> **CHALLENGE**
Copy the data that follows, character for character, minus the pictures.

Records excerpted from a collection
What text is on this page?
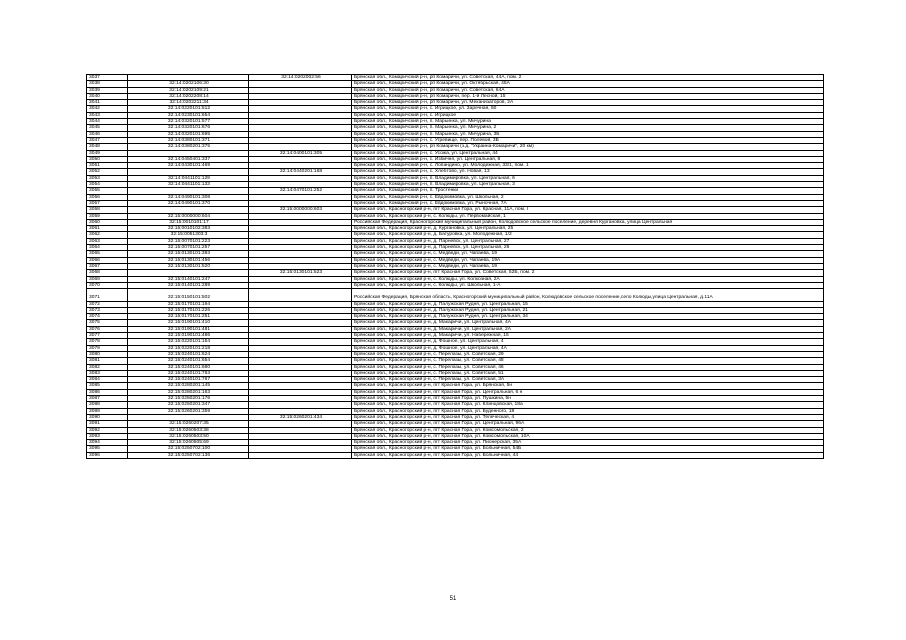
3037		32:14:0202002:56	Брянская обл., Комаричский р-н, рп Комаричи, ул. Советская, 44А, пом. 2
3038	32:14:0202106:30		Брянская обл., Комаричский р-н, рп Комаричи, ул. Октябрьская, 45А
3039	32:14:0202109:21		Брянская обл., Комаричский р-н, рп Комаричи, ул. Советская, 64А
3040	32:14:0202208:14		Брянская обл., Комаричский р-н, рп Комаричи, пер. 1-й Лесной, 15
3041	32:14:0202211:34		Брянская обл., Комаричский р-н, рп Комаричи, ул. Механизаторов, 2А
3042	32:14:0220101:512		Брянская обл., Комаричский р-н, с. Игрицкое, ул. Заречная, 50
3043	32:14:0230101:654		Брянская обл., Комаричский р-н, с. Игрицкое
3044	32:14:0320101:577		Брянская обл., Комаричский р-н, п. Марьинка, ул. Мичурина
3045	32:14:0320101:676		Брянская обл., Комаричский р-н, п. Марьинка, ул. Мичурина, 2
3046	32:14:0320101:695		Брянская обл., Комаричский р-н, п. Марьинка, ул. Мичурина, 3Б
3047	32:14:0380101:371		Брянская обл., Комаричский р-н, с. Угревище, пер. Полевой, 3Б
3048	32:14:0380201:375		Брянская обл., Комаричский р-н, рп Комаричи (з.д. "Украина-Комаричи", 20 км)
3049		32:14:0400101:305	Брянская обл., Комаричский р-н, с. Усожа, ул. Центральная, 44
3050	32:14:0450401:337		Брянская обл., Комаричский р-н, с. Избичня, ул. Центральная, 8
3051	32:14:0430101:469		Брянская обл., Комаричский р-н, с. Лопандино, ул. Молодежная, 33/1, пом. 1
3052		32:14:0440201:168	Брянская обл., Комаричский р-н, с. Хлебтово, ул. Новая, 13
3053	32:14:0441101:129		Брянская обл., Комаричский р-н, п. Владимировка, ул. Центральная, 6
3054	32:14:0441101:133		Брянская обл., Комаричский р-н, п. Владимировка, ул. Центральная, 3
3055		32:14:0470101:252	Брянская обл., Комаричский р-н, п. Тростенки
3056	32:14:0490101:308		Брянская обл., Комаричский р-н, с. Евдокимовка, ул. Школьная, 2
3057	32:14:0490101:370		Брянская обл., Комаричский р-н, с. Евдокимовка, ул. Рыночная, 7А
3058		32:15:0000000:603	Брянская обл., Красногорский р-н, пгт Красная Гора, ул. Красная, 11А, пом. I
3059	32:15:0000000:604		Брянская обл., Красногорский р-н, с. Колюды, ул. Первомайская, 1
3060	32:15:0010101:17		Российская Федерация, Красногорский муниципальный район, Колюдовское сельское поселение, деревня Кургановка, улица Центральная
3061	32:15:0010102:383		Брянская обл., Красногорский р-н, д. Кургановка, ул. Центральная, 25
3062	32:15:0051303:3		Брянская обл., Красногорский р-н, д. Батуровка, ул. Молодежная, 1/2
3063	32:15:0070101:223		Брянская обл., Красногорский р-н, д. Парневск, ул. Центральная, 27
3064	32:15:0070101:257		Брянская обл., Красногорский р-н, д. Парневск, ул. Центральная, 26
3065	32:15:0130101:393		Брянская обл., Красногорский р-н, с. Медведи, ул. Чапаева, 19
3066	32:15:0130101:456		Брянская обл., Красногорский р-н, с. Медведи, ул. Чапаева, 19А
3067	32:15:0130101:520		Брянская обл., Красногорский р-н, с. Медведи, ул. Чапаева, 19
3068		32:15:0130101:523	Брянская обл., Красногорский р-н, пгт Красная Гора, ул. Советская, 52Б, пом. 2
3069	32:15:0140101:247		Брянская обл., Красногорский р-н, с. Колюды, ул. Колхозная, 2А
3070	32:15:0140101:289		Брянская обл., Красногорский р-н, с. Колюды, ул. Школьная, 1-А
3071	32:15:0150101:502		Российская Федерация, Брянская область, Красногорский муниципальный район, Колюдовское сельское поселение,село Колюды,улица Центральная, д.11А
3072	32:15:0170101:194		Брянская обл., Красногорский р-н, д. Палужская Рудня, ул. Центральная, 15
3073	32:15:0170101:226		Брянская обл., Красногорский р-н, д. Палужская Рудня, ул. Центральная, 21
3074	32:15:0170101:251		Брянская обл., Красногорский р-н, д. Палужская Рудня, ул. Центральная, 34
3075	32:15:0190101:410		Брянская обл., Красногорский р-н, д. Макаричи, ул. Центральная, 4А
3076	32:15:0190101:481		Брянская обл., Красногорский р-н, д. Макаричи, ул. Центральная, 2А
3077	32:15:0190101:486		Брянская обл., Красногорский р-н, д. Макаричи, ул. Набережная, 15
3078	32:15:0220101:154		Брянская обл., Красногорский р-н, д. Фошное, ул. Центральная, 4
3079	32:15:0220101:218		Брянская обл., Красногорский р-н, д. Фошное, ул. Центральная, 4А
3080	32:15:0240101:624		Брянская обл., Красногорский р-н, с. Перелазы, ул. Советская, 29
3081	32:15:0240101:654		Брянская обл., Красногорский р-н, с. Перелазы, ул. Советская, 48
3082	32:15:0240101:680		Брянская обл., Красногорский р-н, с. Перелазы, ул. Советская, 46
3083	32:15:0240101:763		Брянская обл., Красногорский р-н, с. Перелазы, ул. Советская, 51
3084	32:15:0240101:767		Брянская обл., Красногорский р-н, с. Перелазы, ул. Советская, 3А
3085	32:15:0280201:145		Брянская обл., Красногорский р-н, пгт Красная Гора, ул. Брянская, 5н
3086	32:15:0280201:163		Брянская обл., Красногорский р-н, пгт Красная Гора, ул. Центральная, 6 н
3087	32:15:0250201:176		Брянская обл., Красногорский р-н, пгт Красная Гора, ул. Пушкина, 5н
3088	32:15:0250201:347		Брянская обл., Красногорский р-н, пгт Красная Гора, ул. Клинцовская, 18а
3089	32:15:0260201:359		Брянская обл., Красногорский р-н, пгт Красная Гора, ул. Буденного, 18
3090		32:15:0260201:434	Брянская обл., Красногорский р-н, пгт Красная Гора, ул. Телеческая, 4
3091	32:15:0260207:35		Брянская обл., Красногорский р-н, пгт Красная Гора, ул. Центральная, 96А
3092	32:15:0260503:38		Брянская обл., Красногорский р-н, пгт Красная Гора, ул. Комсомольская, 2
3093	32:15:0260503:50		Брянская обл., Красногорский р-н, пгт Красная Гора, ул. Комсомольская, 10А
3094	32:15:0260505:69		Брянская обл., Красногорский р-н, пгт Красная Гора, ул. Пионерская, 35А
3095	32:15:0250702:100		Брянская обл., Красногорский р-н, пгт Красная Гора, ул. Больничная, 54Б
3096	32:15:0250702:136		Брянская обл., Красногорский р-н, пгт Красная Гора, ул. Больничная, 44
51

> **THE RESPONSE**
What text is on this page?
3037		32:14:0202002:56	Брянская обл., Комаричский р-н, рп Комаричи, ул. Советская, 44А, пом. 2
3038	32:14:0202106:30		Брянская обл., Комаричский р-н, рп Комаричи, ул. Октябрьская, 45А
3039	32:14:0202109:21		Брянская обл., Комаричский р-н, рп Комаричи, ул. Советская, 64А
3040	32:14:0202208:14		Брянская обл., Комаричский р-н, рп Комаричи, пер. 1-й Лесной, 15
3041	32:14:0202211:34		Брянская обл., Комаричский р-н, рп Комаричи, ул. Механизаторов, 2А
3042	32:14:0220101:512		Брянская обл., Комаричский р-н, с. Игрицкое, ул. Заречная, 50
3043	32:14:0230101:654		Брянская обл., Комаричский р-н, с. Игрицкое
3044	32:14:0320101:577		Брянская обл., Комаричский р-н, п. Марьинка, ул. Мичурина
3045	32:14:0320101:676		Брянская обл., Комаричский р-н, п. Марьинка, ул. Мичурина, 2
3046	32:14:0320101:695		Брянская обл., Комаричский р-н, п. Марьинка, ул. Мичурина, 3Б
3047	32:14:0380101:371		Брянская обл., Комаричский р-н, с. Угревище, пер. Полевой, 3Б
3048	32:14:0380201:375		Брянская обл., Комаричский р-н, рп Комаричи (з.д. "Украина-Комаричи", 20 км)
3049		32:14:0400101:305	Брянская обл., Комаричский р-н, с. Усожа, ул. Центральная, 44
3050	32:14:0450401:337		Брянская обл., Комаричский р-н, с. Избичня, ул. Центральная, 8
3051	32:14:0430101:469		Брянская обл., Комаричский р-н, с. Лопандино, ул. Молодежная, 33/1, пом. 1
3052		32:14:0440201:168	Брянская обл., Комаричский р-н, с. Хлебтово, ул. Новая, 13
3053	32:14:0441101:129		Брянская обл., Комаричский р-н, п. Владимировка, ул. Центральная, 6
3054	32:14:0441101:133		Брянская обл., Комаричский р-н, п. Владимировка, ул. Центральная, 3
3055		32:14:0470101:252	Брянская обл., Комаричский р-н, п. Тростенки
3056	32:14:0490101:308		Брянская обл., Комаричский р-н, с. Евдокимовка, ул. Школьная, 2
3057	32:14:0490101:370		Брянская обл., Комаричский р-н, с. Евдокимовка, ул. Рыночная, 7А
3058		32:15:0000000:603	Брянская обл., Красногорский р-н, пгт Красная Гора, ул. Красная, 11А, пом. I
3059	32:15:0000000:604		Брянская обл., Красногорский р-н, с. Колюды, ул. Первомайская, 1
3060	32:15:0010101:17		Российская Федерация, Красногорский муниципальный район, Колюдовское сельское поселение, деревня Кургановка, улица Центральная
3061	32:15:0010102:383		Брянская обл., Красногорский р-н, д. Кургановка, ул. Центральная, 25
3062	32:15:0051303:3		Брянская обл., Красногорский р-н, д. Батуровка, ул. Молодежная, 1/2
3063	32:15:0070101:223		Брянская обл., Красногорский р-н, д. Парневск, ул. Центральная, 27
3064	32:15:0070101:257		Брянская обл., Красногорский р-н, д. Парневск, ул. Центральная, 26
3065	32:15:0130101:393		Брянская обл., Красногорский р-н, с. Медведи, ул. Чапаева, 19
3066	32:15:0130101:456		Брянская обл., Красногорский р-н, с. Медведи, ул. Чапаева, 19А
3067	32:15:0130101:520		Брянская обл., Красногорский р-н, с. Медведи, ул. Чапаева, 19
3068		32:15:0130101:523	Брянская обл., Красногорский р-н, пгт Красная Гора, ул. Советская, 52Б, пом. 2
3069	32:15:0140101:247		Брянская обл., Красногорский р-н, с. Колюды, ул. Колхозная, 2А
3070	32:15:0140101:289		Брянская обл., Красногорский р-н, с. Колюды, ул. Школьная, 1-А
3071	32:15:0150101:502		Российская Федерация, Брянская область, Красногорский муниципальный район, Колюдовское сельское поселение,село Колюды,улица Центральная, д.11А
3072	32:15:0170101:194		Брянская обл., Красногорский р-н, д. Палужская Рудня, ул. Центральная, 15
3073	32:15:0170101:226		Брянская обл., Красногорский р-н, д. Палужская Рудня, ул. Центральная, 21
3074	32:15:0170101:251		Брянская обл., Красногорский р-н, д. Палужская Рудня, ул. Центральная, 34
3075	32:15:0190101:410		Брянская обл., Красногорский р-н, д. Макаричи, ул. Центральная, 4А
3076	32:15:0190101:481		Брянская обл., Красногорский р-н, д. Макаричи, ул. Центральная, 2А
3077	32:15:0190101:486		Брянская обл., Красногорский р-н, д. Макаричи, ул. Набережная, 15
3078	32:15:0220101:154		Брянская обл., Красногорский р-н, д. Фошное, ул. Центральная, 4
3079	32:15:0220101:218		Брянская обл., Красногорский р-н, д. Фошное, ул. Центральная, 4А
3080	32:15:0240101:624		Брянская обл., Красногорский р-н, с. Перелазы, ул. Советская, 29
3081	32:15:0240101:654		Брянская обл., Красногорский р-н, с. Перелазы, ул. Советская, 48
3082	32:15:0240101:680		Брянская обл., Красногорский р-н, с. Перелазы, ул. Советская, 46
3083	32:15:0240101:763		Брянская обл., Красногорский р-н, с. Перелазы, ул. Советская, 51
3084	32:15:0240101:767		Брянская обл., Красногорский р-н, с. Перелазы, ул. Советская, 3А
3085	32:15:0280201:145		Брянская обл., Красногорский р-н, пгт Красная Гора, ул. Брянская, 5н
3086	32:15:0280201:163		Брянская обл., Красногорский р-н, пгт Красная Гора, ул. Центральная, 6 н
3087	32:15:0250201:176		Брянская обл., Красногорский р-н, пгт Красная Гора, ул. Пушкина, 5н
3088	32:15:0250201:347		Брянская обл., Красногорский р-н, пгт Красная Гора, ул. Клинцовская, 18а
3089	32:15:0260201:359		Брянская обл., Красногорский р-н, пгт Красная Гора, ул. Буденного, 18
3090		32:15:0260201:434	Брянская обл., Красногорский р-н, пгт Красная Гора, ул. Телеческая, 4
3091	32:15:0260207:35		Брянская обл., Красногорский р-н, пгт Красная Гора, ул. Центральная, 96А
3092	32:15:0260503:38		Брянская обл., Красногорский р-н, пгт Красная Гора, ул. Комсомольская, 2
3093	32:15:0260503:50		Брянская обл., Красногорский р-н, пгт Красная Гора, ул. Комсомольская, 10А
3094	32:15:0260505:69		Брянская обл., Красногорский р-н, пгт Красная Гора, ул. Пионерская, 35А
3095	32:15:0250702:100		Брянская обл., Красногорский р-н, пгт Красная Гора, ул. Больничная, 54Б
3096	32:15:0250702:136		Брянская обл., Красногорский р-н, пгт Красная Гора, ул. Больничная, 44
51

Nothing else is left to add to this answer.